Saved data entries
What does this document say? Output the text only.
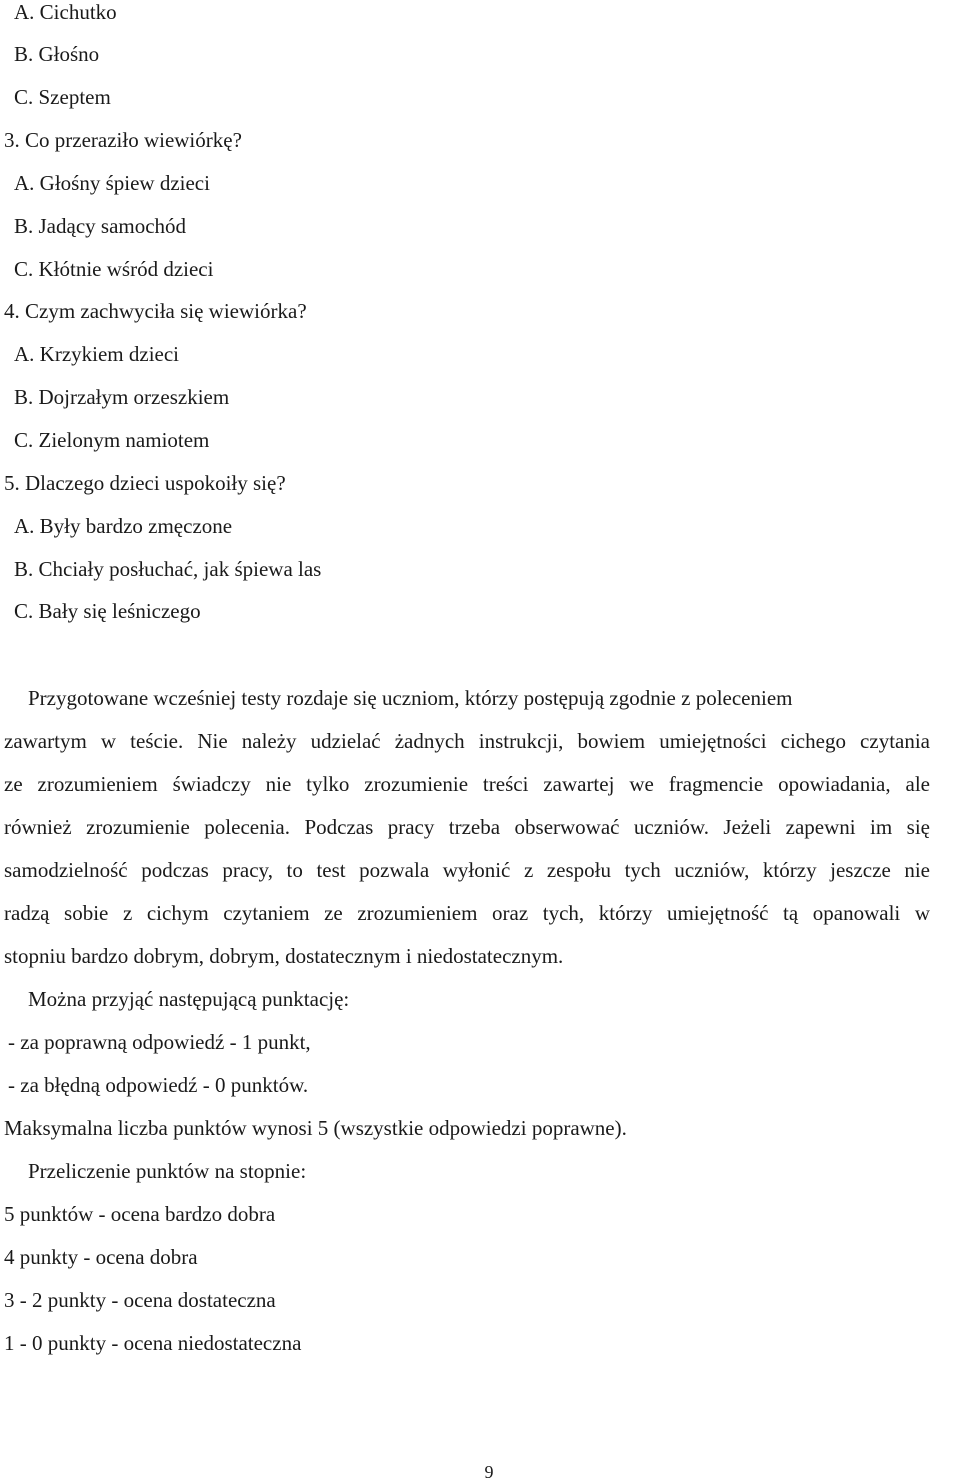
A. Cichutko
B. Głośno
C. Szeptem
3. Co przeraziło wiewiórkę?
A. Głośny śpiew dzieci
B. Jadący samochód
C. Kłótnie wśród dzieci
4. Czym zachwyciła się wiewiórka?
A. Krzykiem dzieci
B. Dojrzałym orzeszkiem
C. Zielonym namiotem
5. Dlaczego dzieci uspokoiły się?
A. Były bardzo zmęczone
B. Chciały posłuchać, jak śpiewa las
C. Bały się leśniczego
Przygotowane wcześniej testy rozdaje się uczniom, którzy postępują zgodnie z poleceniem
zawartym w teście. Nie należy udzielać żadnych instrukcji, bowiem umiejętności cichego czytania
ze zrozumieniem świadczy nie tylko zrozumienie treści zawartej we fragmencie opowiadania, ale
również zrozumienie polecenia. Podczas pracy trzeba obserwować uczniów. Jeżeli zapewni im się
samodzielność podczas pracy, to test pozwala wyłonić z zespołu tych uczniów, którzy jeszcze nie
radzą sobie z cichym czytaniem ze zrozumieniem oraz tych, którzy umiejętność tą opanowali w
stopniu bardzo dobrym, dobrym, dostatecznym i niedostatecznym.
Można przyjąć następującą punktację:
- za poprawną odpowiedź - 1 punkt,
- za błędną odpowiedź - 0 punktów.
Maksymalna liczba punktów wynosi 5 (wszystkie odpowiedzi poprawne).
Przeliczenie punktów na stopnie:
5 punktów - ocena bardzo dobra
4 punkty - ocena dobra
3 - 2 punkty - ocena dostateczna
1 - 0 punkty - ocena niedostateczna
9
...
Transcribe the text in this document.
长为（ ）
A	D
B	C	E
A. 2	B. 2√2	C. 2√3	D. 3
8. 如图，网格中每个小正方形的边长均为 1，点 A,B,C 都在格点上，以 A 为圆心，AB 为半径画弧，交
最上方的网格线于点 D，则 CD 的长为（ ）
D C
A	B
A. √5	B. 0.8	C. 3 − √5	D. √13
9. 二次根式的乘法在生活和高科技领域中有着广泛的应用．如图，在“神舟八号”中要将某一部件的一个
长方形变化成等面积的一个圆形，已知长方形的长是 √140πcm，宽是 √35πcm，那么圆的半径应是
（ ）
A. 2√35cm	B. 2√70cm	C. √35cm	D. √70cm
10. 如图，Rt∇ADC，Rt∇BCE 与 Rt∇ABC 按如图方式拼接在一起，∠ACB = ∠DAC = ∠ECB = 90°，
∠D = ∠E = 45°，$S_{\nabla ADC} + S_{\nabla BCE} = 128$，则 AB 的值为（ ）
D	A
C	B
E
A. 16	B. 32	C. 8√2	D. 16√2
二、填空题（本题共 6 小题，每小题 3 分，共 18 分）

Written task — Read the data above and pull out each line that holds the string "punkty".

Output below —
4 punkty - ocena dobra
3 - 2 punkty - ocena dostateczna
1 - 0 punkty - ocena niedostateczna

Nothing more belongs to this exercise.